Start of Task input
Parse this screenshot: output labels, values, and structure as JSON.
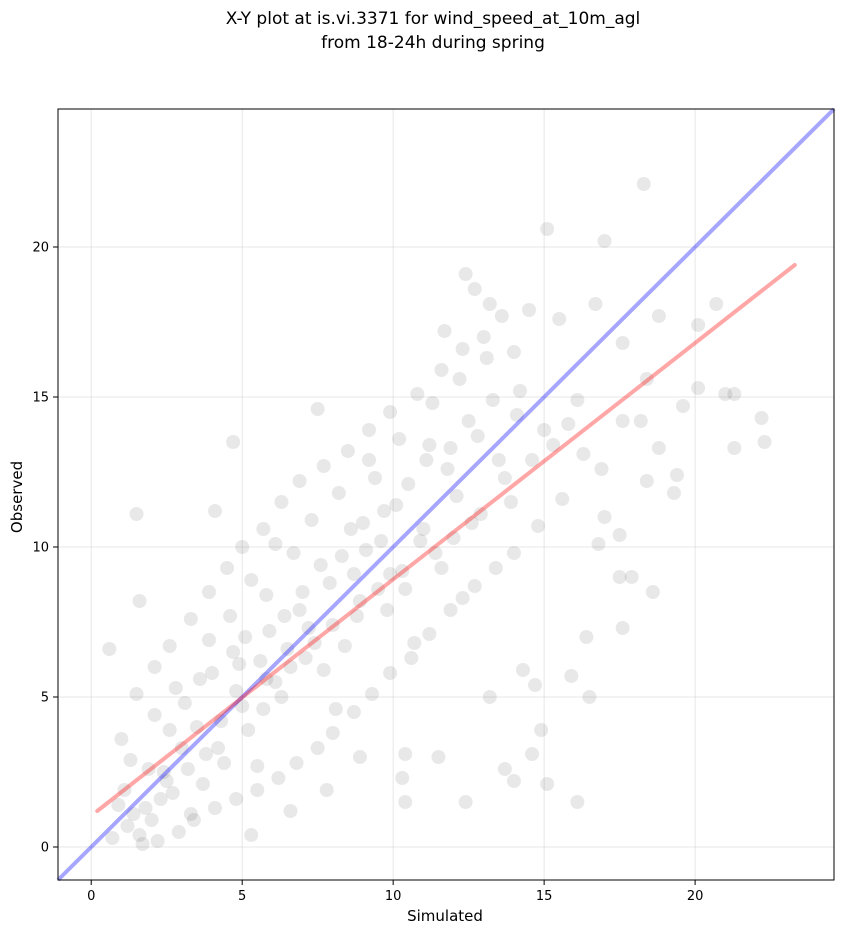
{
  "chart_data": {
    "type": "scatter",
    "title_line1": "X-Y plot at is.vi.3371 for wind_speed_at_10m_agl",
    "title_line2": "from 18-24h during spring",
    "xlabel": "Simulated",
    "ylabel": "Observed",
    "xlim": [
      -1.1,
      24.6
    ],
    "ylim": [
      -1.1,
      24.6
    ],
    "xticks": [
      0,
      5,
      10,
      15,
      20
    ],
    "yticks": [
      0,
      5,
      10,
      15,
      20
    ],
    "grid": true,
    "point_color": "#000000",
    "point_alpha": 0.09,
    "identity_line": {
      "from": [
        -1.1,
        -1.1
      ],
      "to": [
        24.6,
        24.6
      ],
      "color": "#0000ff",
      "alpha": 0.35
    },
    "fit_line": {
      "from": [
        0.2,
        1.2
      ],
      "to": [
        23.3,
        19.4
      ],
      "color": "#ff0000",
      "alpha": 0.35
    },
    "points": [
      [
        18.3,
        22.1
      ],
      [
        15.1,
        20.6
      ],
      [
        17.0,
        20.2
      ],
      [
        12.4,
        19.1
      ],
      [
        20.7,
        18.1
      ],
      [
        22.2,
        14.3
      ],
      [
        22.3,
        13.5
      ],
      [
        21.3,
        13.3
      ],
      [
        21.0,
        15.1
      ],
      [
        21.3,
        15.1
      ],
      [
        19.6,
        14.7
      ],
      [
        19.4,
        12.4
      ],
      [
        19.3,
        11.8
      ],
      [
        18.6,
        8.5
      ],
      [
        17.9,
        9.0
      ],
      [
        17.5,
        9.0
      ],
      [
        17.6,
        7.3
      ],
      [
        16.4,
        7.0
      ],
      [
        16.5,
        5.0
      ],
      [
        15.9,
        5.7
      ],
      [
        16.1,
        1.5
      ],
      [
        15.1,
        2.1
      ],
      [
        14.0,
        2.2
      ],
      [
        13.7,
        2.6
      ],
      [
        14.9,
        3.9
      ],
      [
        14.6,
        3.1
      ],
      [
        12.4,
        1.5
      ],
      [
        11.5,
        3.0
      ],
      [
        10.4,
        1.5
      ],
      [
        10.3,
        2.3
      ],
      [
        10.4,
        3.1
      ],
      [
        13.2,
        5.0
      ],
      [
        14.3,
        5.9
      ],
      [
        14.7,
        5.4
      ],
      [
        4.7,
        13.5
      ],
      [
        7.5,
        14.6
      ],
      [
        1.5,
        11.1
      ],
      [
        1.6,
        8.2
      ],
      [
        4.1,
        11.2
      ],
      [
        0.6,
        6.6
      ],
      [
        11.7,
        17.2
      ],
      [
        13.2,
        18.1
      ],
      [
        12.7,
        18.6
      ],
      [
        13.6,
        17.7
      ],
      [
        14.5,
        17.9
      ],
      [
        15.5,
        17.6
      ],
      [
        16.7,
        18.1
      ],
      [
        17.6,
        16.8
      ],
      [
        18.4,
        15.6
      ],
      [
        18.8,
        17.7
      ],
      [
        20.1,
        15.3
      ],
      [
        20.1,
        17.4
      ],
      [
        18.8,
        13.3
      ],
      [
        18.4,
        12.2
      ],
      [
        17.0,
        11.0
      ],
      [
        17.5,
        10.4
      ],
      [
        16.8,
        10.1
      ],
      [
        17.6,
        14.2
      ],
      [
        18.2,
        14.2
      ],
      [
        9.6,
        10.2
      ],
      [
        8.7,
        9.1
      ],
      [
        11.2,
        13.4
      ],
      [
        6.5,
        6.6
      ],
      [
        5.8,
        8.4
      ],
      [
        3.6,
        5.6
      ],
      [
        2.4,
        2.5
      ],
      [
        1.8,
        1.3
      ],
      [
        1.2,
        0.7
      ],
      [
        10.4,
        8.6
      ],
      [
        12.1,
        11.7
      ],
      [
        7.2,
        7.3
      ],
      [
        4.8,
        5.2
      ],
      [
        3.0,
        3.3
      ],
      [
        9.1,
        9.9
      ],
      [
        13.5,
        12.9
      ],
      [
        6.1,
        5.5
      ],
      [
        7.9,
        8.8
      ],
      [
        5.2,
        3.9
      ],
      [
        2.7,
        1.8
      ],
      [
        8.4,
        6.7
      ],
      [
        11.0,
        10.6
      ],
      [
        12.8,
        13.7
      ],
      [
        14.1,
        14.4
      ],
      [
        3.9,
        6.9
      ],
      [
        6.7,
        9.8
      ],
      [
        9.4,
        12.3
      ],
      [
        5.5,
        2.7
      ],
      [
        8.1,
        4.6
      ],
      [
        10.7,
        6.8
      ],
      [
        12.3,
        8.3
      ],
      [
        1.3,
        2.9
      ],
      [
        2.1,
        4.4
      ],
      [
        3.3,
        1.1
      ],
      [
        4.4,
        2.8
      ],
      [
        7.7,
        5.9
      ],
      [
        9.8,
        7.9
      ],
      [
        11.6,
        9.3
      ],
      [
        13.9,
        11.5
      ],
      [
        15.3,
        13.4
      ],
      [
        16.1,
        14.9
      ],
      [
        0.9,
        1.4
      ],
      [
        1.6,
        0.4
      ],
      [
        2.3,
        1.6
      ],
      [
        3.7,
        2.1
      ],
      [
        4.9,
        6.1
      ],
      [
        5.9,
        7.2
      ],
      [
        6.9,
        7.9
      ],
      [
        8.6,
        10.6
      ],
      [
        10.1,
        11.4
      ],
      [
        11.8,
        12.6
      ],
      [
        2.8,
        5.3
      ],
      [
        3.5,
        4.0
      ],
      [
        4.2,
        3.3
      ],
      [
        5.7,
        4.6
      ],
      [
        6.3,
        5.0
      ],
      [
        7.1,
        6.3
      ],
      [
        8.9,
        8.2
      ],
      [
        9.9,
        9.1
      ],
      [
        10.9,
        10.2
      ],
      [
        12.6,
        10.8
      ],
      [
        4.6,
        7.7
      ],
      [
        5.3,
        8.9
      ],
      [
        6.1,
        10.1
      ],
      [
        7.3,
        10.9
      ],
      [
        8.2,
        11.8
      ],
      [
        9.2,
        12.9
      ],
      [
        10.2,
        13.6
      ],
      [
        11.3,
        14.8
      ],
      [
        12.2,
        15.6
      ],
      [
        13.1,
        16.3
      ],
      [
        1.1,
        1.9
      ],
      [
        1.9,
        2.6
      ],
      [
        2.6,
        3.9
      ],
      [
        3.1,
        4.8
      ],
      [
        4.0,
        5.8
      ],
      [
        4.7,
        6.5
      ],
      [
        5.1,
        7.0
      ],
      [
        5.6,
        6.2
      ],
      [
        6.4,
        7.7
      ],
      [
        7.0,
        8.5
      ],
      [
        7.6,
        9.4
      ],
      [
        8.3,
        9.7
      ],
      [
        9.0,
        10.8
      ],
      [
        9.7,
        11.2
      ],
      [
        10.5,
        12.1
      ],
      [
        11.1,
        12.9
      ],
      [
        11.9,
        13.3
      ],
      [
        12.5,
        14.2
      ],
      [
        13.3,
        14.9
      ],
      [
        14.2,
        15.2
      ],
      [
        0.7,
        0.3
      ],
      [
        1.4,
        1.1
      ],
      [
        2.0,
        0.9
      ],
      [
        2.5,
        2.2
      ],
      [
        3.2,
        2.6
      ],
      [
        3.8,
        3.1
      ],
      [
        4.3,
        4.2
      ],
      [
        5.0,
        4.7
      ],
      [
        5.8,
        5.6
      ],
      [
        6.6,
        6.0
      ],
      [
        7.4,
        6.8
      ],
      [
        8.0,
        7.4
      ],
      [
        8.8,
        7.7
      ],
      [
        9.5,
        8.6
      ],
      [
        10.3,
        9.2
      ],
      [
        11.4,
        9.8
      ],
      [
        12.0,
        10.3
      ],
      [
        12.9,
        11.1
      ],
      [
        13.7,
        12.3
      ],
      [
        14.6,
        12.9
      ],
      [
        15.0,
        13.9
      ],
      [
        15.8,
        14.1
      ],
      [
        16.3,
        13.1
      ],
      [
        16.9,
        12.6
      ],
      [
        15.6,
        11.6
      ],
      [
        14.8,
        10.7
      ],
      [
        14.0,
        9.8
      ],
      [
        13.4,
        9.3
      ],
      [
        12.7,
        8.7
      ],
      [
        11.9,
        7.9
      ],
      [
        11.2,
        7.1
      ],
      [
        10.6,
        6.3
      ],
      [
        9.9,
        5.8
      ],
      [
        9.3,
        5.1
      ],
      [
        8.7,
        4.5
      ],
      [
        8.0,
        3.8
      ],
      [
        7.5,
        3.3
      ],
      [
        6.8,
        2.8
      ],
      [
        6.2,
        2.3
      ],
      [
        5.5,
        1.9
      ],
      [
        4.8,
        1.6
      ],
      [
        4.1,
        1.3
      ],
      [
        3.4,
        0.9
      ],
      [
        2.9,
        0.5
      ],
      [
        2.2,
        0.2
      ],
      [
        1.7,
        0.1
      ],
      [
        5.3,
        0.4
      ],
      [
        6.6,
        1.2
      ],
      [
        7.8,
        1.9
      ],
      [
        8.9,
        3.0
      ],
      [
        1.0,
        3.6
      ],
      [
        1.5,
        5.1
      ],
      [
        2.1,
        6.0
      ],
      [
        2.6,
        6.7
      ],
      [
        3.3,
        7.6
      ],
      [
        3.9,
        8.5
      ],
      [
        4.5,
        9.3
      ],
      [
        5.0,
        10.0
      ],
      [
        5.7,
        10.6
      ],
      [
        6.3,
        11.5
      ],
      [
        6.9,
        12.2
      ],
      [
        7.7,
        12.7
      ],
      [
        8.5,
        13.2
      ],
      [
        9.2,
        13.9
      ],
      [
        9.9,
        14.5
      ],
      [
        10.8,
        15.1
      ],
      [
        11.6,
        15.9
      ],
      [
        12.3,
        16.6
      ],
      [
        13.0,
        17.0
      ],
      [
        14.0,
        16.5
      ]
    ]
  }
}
End of Task input
Start of Task input
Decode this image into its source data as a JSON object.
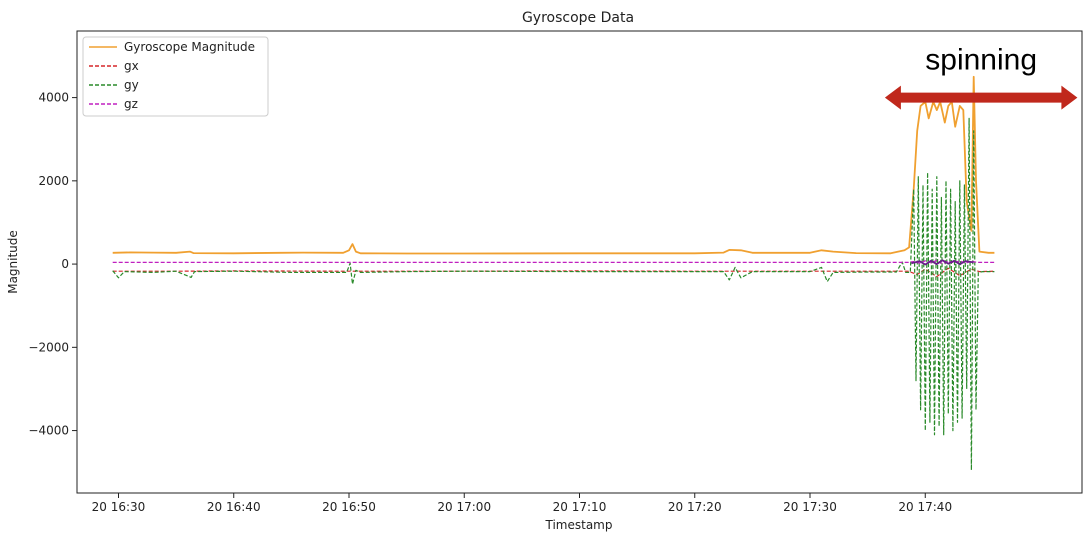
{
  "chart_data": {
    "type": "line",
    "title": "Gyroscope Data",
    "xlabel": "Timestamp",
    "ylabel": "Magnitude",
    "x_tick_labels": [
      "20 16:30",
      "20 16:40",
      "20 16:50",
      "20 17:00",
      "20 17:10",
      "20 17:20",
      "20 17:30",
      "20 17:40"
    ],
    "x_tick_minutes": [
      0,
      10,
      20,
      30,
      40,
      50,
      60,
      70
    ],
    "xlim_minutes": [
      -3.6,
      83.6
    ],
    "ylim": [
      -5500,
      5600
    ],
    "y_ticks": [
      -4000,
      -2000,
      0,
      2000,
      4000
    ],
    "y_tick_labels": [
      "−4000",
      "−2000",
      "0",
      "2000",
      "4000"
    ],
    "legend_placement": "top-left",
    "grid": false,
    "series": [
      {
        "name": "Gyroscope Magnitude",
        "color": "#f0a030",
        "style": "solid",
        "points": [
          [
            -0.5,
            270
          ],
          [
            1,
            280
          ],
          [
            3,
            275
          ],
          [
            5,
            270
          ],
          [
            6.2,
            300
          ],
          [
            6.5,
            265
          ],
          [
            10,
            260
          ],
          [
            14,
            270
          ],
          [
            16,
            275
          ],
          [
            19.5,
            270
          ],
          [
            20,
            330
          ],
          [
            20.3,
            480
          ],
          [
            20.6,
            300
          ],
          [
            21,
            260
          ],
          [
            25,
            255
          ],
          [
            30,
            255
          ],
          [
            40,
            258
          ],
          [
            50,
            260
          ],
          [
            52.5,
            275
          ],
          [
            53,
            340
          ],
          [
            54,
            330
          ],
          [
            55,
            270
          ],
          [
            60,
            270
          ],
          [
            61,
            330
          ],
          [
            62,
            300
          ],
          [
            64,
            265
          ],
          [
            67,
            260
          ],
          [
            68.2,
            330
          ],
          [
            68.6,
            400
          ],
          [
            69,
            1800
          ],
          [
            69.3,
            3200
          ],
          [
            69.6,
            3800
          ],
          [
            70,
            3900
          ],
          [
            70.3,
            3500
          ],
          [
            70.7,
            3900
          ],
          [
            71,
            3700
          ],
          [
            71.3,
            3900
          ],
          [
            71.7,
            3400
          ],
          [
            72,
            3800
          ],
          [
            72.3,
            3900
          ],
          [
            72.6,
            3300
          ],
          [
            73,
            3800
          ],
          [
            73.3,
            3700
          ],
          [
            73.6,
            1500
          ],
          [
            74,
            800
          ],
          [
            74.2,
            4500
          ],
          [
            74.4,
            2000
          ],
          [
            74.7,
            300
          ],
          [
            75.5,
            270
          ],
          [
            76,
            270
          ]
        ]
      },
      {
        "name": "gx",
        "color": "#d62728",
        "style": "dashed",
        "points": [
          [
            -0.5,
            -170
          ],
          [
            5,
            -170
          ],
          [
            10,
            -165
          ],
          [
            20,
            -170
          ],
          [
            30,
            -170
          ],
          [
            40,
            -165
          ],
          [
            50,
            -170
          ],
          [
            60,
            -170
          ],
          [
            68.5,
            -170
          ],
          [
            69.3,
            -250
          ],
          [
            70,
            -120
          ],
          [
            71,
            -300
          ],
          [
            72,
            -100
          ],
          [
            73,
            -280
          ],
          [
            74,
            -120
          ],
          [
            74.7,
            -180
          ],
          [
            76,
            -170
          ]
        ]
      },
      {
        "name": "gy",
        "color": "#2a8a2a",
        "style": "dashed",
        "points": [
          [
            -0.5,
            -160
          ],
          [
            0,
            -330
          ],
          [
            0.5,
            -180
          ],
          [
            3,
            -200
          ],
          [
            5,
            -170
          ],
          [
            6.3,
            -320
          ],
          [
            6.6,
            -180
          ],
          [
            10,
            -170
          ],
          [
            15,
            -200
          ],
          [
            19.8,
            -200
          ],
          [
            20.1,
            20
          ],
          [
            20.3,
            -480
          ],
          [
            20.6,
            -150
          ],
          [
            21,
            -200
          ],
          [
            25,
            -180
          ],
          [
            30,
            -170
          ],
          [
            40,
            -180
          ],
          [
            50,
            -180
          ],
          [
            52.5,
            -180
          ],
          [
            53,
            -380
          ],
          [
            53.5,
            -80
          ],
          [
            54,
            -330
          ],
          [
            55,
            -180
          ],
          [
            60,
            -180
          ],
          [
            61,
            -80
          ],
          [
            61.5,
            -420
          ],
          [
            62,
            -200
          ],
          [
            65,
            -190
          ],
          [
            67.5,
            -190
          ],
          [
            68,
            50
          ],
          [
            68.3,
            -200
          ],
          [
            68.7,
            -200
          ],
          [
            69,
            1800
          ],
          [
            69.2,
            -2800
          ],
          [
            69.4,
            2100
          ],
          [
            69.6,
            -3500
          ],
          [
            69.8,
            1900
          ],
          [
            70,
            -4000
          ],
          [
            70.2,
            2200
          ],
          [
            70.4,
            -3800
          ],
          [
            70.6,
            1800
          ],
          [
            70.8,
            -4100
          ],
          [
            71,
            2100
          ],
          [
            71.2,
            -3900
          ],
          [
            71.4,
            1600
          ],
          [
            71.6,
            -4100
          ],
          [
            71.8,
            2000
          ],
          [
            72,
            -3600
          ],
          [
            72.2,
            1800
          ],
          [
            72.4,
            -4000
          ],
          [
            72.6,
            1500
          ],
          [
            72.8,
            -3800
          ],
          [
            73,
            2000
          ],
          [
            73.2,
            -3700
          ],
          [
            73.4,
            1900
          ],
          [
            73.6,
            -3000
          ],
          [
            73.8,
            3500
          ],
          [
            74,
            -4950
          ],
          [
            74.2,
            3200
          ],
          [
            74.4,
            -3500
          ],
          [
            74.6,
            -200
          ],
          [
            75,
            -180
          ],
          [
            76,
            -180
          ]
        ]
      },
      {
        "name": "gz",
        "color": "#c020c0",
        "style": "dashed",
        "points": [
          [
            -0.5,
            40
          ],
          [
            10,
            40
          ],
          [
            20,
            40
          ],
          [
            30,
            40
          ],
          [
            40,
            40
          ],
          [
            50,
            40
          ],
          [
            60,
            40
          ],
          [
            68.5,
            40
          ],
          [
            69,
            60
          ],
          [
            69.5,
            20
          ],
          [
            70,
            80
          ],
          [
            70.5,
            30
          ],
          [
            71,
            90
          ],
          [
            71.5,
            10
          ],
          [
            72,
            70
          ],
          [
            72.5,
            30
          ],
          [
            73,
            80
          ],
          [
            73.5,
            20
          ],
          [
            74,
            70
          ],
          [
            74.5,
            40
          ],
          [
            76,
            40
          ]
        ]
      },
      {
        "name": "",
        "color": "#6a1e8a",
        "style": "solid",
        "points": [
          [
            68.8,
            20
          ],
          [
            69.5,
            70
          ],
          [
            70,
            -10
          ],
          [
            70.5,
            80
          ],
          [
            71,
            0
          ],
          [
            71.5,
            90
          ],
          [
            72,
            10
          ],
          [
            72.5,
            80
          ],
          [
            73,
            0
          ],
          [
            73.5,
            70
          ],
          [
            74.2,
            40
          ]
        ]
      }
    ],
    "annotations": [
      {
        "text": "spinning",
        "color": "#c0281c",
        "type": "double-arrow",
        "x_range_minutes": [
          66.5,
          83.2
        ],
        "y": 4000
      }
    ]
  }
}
End of Task input
[Do this] Find the lines that include the string "Gyroscope", then copy each of them.

[Worked solution]
    "title": "Gyroscope Data",
        "name": "Gyroscope Magnitude",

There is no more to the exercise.